*Request A*. Can you update the passage on judicial interdiction by giving the stretch from "d) Retroactive effect" through "two years (352/3)." again, with "insanity" replaced by "mental illness"?

The phases involved from application to appeal
a) Application for interdiction
Judicial Interdiction may be applied for “… by the insane or infirm person himself, or by his spouse, or by any of his relatives by consanguinity or affinity, or by the public prosecutor” (353/1).
b) Examination of the application
The court is required to see the person whose interdiction is applied for (354/2), and where his personal appearance is impossible, the court may have the condition of the insane person examined by delegating one of its members or by appointing an expert (354/3). Before its pronouncement, the court should be convinced that interdiction is necessary (354/1).
c) Judgment and registration of interdiction
Where the health and interest of the insane person (351/1) or his presumptive heirs (351/2) so require, the court may pronounce interdiction. The same reasons justify the pronouncement of interdiction with regard to infirm persons (351/3, 340). The court may define the scope of the interdiction in its judgment (371/1) and can authorize the interdicted person to do certain acts himself (371/2). Articles 356 and 357 stipulate the requirement and procedures of registering judgments of interdiction and any judgment modifying the effects of interdiction.
d) Retroactive effect of judicial interdiction
The condition of insanity obviously precedes the date of application and judgment. In other words, the person who is entitled to apply for the interdiction of a certain person would not file his application to court unless he invokes the condition of insanity. The court can thus “declare that the insanity of such person was publicly known since such date as may be fixed in the judgment” (352/1). But the date fixed in the judgment should not precede that of the application for interdiction by more than two years (352/3).
Article 355 enumerates the parties who may appeal against a judgment of interdiction. The literal reading of the provision seems to exclude the right (of the person who has filed the application) to appeal against the court’s refusal to pronounce interdiction. But the Amharic version that reads “ (i.e. - against a judgment with regard to interdiction”) is broad enough to allow appeal against the court’s refusal to pronounce interdiction.

Items listed in a dataset
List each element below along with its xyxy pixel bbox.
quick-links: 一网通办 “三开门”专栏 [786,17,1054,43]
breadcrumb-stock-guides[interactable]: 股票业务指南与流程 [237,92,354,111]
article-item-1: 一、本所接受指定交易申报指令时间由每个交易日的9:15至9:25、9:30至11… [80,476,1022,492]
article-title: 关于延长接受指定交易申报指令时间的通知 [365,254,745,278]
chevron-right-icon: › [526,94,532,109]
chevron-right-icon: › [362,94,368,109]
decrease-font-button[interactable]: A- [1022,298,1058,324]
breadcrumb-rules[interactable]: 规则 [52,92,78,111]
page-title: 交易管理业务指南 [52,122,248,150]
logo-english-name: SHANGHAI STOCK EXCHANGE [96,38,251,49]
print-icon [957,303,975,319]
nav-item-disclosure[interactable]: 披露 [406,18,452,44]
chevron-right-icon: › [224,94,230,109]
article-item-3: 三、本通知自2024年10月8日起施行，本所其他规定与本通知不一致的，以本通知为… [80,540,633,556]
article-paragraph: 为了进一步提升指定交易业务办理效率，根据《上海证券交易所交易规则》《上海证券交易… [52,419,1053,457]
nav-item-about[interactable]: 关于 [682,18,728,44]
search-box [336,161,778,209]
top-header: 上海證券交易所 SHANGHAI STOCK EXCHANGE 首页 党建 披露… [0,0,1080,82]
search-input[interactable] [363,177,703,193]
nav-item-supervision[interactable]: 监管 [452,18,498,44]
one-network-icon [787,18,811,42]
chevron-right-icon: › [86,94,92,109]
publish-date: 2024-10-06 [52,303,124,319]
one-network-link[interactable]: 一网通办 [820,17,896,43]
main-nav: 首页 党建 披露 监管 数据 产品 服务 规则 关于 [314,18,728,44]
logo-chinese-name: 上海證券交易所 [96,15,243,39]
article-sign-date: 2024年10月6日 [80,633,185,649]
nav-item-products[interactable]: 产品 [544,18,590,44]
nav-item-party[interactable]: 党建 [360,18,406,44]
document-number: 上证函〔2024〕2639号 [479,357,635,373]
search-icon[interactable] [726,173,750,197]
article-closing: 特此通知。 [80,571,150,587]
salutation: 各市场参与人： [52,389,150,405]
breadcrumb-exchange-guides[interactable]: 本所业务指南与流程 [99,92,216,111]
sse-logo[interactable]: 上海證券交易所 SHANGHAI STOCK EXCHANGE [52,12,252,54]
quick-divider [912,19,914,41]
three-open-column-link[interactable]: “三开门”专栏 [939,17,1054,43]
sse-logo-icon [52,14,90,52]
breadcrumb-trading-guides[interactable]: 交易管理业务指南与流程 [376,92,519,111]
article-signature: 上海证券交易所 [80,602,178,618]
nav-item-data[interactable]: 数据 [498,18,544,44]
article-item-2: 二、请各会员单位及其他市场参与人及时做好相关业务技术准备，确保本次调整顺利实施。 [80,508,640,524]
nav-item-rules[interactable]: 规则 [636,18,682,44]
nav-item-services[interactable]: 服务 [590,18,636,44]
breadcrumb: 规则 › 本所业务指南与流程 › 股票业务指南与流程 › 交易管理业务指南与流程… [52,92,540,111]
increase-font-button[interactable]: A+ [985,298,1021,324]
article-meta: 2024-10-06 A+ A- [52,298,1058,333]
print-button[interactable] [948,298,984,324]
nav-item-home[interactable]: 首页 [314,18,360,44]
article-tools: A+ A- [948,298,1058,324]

*Request B*. Which lines of the entries contain the string "name"? Show each one in full, treating uppercase and lowercase as different.

*Complete output A*.
d) Retroactive effect of judicial interdiction
The condition of mental illness obviously precedes the date of application and judgment. In other words, the person who is entitled to apply for the interdiction of a certain person would not file his application to court unless he invokes the condition of mental illness. The court can thus “declare that the mental illness of such person was publicly known since such date as may be fixed in the judgment” (352/1). But the date fixed in the judgment should not precede that of the application for interdiction by more than two years (352/3).

*Complete output B*.
logo-english-name: SHANGHAI STOCK EXCHANGE [96,38,251,49]
logo-chinese-name: 上海證券交易所 [96,15,243,39]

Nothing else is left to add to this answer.